**AIM OF THE EXERCISE**
What number of lines contain the word "chevron"? Reply with the number and nothing else.

* start *

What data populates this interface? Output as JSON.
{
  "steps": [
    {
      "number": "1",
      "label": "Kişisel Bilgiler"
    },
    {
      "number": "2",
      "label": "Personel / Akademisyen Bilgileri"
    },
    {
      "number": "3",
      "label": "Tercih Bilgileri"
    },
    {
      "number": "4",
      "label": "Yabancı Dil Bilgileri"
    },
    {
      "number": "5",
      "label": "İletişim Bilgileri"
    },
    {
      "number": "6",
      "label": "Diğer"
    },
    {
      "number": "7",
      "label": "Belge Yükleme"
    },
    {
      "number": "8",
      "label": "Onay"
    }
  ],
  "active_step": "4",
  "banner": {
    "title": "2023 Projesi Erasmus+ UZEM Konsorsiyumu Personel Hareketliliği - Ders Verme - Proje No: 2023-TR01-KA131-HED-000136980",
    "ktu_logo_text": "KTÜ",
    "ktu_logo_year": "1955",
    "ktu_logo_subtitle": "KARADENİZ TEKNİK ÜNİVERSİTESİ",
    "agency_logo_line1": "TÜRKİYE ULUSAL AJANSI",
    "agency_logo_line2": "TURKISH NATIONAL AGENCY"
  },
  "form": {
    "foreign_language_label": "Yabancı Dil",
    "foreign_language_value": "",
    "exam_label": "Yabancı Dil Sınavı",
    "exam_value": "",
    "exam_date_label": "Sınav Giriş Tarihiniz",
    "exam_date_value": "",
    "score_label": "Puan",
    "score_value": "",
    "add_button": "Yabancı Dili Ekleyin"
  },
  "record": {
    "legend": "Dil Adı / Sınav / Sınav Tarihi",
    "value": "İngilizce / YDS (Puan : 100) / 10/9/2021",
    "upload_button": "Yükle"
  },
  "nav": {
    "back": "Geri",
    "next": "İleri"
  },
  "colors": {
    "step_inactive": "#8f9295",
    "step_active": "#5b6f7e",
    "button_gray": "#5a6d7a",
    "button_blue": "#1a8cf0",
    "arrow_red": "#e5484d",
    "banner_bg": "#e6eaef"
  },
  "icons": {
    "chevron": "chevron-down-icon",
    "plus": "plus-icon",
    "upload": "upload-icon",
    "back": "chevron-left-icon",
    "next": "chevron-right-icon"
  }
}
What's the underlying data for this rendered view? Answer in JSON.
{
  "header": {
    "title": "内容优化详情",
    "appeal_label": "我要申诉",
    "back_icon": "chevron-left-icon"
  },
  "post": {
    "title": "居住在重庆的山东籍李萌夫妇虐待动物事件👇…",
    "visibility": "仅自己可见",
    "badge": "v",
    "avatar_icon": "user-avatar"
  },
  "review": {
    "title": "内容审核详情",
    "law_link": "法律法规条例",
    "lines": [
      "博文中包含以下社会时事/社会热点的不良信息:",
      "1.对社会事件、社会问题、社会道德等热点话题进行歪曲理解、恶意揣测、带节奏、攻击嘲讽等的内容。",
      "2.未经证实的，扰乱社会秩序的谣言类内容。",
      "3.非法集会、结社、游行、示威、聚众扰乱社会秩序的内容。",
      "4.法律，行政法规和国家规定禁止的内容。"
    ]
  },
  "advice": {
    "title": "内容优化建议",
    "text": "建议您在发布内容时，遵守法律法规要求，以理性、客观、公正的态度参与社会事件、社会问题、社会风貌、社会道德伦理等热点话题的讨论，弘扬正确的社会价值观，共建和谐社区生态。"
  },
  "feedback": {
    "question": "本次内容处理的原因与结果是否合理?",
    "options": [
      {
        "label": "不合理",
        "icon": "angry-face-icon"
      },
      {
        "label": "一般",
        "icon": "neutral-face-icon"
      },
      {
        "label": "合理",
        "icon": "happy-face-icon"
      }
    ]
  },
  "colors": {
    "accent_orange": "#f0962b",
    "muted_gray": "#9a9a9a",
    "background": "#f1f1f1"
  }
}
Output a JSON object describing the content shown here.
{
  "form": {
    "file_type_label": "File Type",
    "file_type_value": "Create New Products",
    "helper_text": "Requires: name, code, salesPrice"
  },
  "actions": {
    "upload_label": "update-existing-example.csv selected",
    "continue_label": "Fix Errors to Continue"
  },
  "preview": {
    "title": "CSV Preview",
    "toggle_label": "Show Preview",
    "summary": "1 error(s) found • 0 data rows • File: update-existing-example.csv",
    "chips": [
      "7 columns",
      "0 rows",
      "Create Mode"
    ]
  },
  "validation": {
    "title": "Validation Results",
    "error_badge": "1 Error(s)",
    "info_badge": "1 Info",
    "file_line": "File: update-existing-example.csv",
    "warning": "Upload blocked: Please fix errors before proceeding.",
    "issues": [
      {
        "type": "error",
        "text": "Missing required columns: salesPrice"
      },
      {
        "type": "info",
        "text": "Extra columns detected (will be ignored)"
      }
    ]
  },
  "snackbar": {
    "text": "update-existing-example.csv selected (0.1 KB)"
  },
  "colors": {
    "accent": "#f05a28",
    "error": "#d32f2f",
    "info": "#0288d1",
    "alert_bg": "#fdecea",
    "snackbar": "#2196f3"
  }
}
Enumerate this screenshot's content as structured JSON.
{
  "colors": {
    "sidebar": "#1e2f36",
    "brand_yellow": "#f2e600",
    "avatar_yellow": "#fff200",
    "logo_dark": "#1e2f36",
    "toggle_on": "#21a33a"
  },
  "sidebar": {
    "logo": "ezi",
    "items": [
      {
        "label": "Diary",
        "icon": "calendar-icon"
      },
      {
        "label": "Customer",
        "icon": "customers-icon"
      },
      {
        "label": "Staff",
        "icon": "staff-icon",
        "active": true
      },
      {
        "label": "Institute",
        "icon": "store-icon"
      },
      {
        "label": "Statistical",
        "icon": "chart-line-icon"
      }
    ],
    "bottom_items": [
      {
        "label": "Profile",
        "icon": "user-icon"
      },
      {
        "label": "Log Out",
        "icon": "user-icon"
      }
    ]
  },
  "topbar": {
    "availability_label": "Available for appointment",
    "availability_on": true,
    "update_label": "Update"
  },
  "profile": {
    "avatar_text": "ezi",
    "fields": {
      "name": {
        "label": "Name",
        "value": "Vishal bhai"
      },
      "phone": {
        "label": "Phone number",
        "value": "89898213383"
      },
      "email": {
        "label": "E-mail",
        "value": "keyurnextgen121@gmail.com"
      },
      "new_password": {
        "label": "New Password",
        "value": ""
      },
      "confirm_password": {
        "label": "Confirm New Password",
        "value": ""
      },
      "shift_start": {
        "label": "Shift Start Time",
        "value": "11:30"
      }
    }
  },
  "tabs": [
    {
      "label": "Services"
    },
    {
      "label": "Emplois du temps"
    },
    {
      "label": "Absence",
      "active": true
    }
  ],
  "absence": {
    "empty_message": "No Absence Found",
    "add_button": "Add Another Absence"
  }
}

* end *

**ANSWER TO THE TASK**
4